Problem to solve >> Reproduce the records that follow in full, excluding any picture they contain.

[Data entries]
--- Start ---
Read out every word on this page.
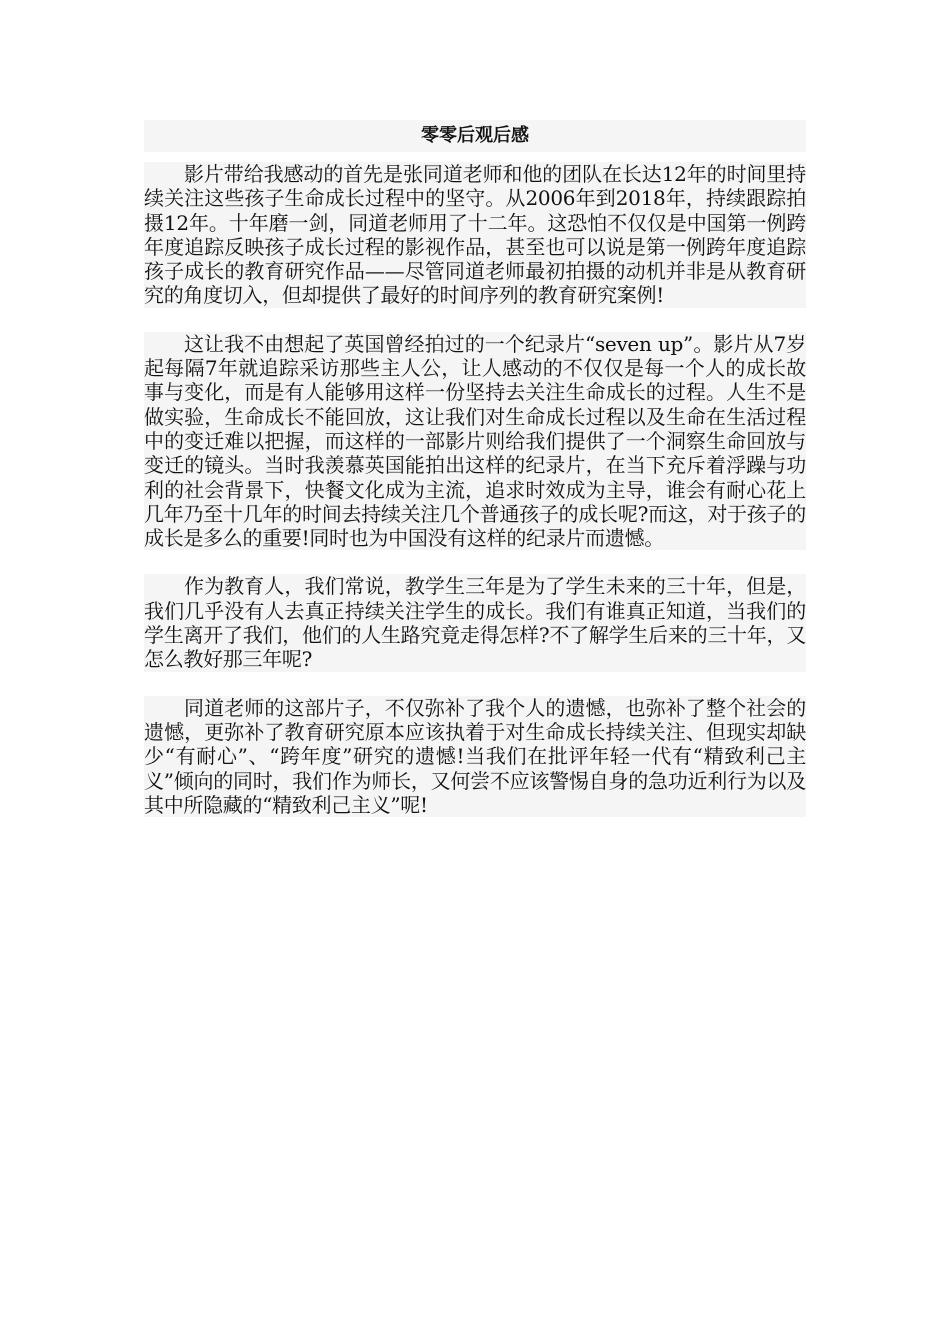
零零后观后感

影片带给我感动的首先是张同道老师和他的团队在长达12年的时间里持续关注这些孩子生命成长过程中的坚守。从2006年到2018年，持续跟踪拍摄12年。十年磨一剑，同道老师用了十二年。这恐怕不仅仅是中国第一例跨年度追踪反映孩子成长过程的影视作品，甚至也可以说是第一例跨年度追踪孩子成长的教育研究作品——尽管同道老师最初拍摄的动机并非是从教育研究的角度切入，但却提供了最好的时间序列的教育研究案例!

这让我不由想起了英国曾经拍过的一个纪录片“seven up”。影片从7岁起每隔7年就追踪采访那些主人公，让人感动的不仅仅是每一个人的成长故事与变化，而是有人能够用这样一份坚持去关注生命成长的过程。人生不是做实验，生命成长不能回放，这让我们对生命成长过程以及生命在生活过程中的变迁难以把握，而这样的一部影片则给我们提供了一个洞察生命回放与变迁的镜头。当时我羡慕英国能拍出这样的纪录片，在当下充斥着浮躁与功利的社会背景下，快餐文化成为主流，追求时效成为主导，谁会有耐心花上几年乃至十几年的时间去持续关注几个普通孩子的成长呢?而这，对于孩子的成长是多么的重要!同时也为中国没有这样的纪录片而遗憾。

作为教育人，我们常说，教学生三年是为了学生未来的三十年，但是，我们几乎没有人去真正持续关注学生的成长。我们有谁真正知道，当我们的学生离开了我们，他们的人生路究竟走得怎样?不了解学生后来的三十年，又怎么教好那三年呢?

同道老师的这部片子，不仅弥补了我个人的遗憾，也弥补了整个社会的遗憾，更弥补了教育研究原本应该执着于对生命成长持续关注、但现实却缺少“有耐心”、“跨年度”研究的遗憾!当我们在批评年轻一代有“精致利己主义”倾向的同时，我们作为师长，又何尝不应该警惕自身的急功近利行为以及其中所隐藏的“精致利己主义”呢!
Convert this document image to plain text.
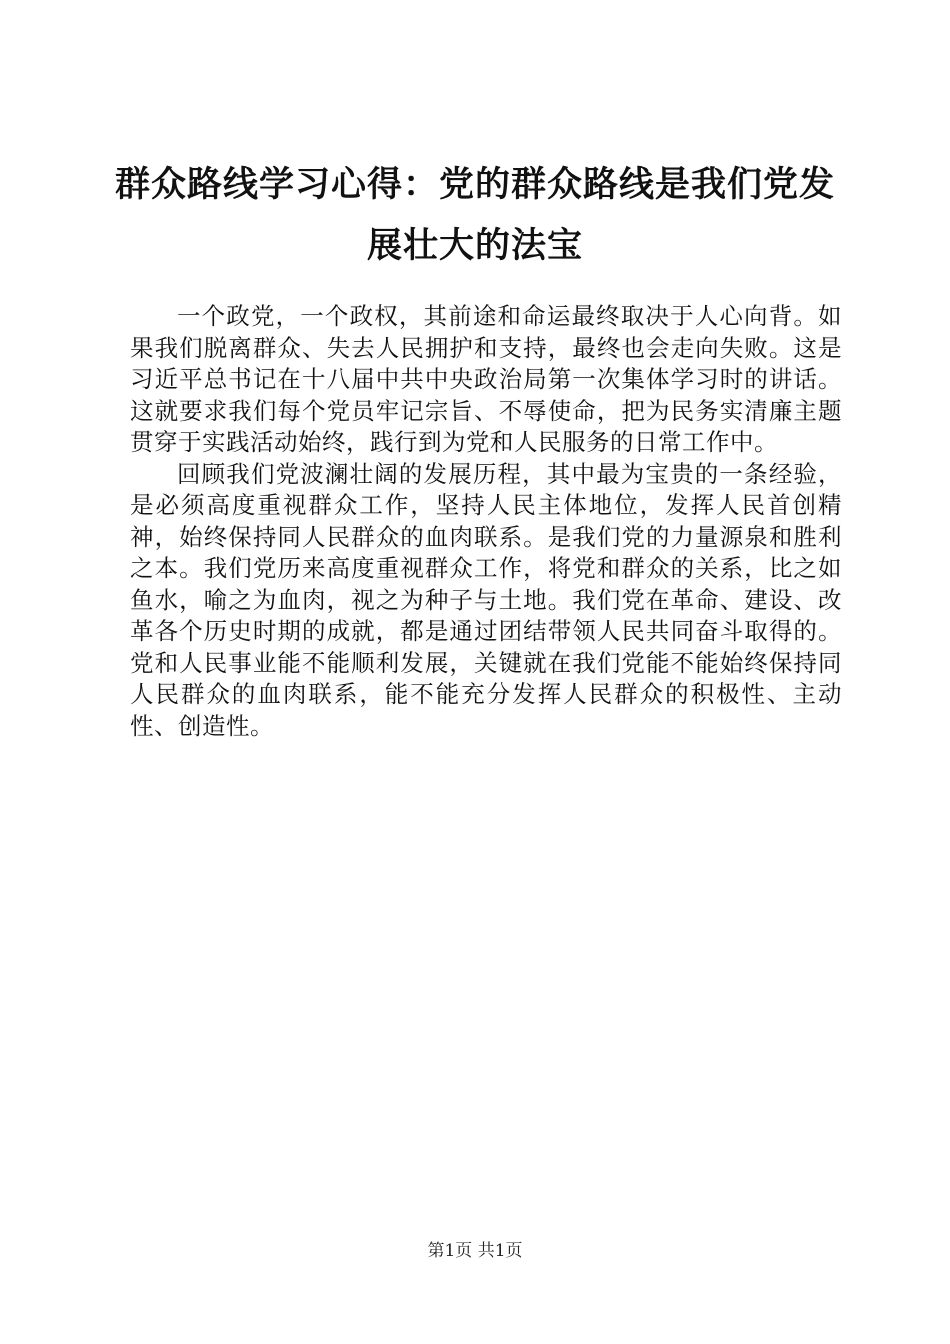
群众路线学习心得：党的群众路线是我们党发
展壮大的法宝

一个政党，一个政权，其前途和命运最终取决于人心向背。如果我们脱离群众、失去人民拥护和支持，最终也会走向失败。这是习近平总书记在十八届中共中央政治局第一次集体学习时的讲话。这就要求我们每个党员牢记宗旨、不辱使命，把为民务实清廉主题贯穿于实践活动始终，践行到为党和人民服务的日常工作中。

回顾我们党波澜壮阔的发展历程，其中最为宝贵的一条经验，是必须高度重视群众工作，坚持人民主体地位，发挥人民首创精神，始终保持同人民群众的血肉联系。是我们党的力量源泉和胜利之本。我们党历来高度重视群众工作，将党和群众的关系，比之如鱼水，喻之为血肉，视之为种子与土地。我们党在革命、建设、改革各个历史时期的成就，都是通过团结带领人民共同奋斗取得的。党和人民事业能不能顺利发展，关键就在我们党能不能始终保持同人民群众的血肉联系，能不能充分发挥人民群众的积极性、主动性、创造性。

第1页 共1页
--- End ---
Task response >>
Read out every word on this page.
零零后观后感

影片带给我感动的首先是张同道老师和他的团队在长达12年的时间里持续关注这些孩子生命成长过程中的坚守。从2006年到2018年，持续跟踪拍摄12年。十年磨一剑，同道老师用了十二年。这恐怕不仅仅是中国第一例跨年度追踪反映孩子成长过程的影视作品，甚至也可以说是第一例跨年度追踪孩子成长的教育研究作品——尽管同道老师最初拍摄的动机并非是从教育研究的角度切入，但却提供了最好的时间序列的教育研究案例!

这让我不由想起了英国曾经拍过的一个纪录片“seven up”。影片从7岁起每隔7年就追踪采访那些主人公，让人感动的不仅仅是每一个人的成长故事与变化，而是有人能够用这样一份坚持去关注生命成长的过程。人生不是做实验，生命成长不能回放，这让我们对生命成长过程以及生命在生活过程中的变迁难以把握，而这样的一部影片则给我们提供了一个洞察生命回放与变迁的镜头。当时我羡慕英国能拍出这样的纪录片，在当下充斥着浮躁与功利的社会背景下，快餐文化成为主流，追求时效成为主导，谁会有耐心花上几年乃至十几年的时间去持续关注几个普通孩子的成长呢?而这，对于孩子的成长是多么的重要!同时也为中国没有这样的纪录片而遗憾。

作为教育人，我们常说，教学生三年是为了学生未来的三十年，但是，我们几乎没有人去真正持续关注学生的成长。我们有谁真正知道，当我们的学生离开了我们，他们的人生路究竟走得怎样?不了解学生后来的三十年，又怎么教好那三年呢?

同道老师的这部片子，不仅弥补了我个人的遗憾，也弥补了整个社会的遗憾，更弥补了教育研究原本应该执着于对生命成长持续关注、但现实却缺少“有耐心”、“跨年度”研究的遗憾!当我们在批评年轻一代有“精致利己主义”倾向的同时，我们作为师长，又何尝不应该警惕自身的急功近利行为以及其中所隐藏的“精致利己主义”呢!
Convert this document image to plain text.
群众路线学习心得：党的群众路线是我们党发
展壮大的法宝

一个政党，一个政权，其前途和命运最终取决于人心向背。如果我们脱离群众、失去人民拥护和支持，最终也会走向失败。这是习近平总书记在十八届中共中央政治局第一次集体学习时的讲话。这就要求我们每个党员牢记宗旨、不辱使命，把为民务实清廉主题贯穿于实践活动始终，践行到为党和人民服务的日常工作中。

回顾我们党波澜壮阔的发展历程，其中最为宝贵的一条经验，是必须高度重视群众工作，坚持人民主体地位，发挥人民首创精神，始终保持同人民群众的血肉联系。是我们党的力量源泉和胜利之本。我们党历来高度重视群众工作，将党和群众的关系，比之如鱼水，喻之为血肉，视之为种子与土地。我们党在革命、建设、改革各个历史时期的成就，都是通过团结带领人民共同奋斗取得的。党和人民事业能不能顺利发展，关键就在我们党能不能始终保持同人民群众的血肉联系，能不能充分发挥人民群众的积极性、主动性、创造性。

第1页 共1页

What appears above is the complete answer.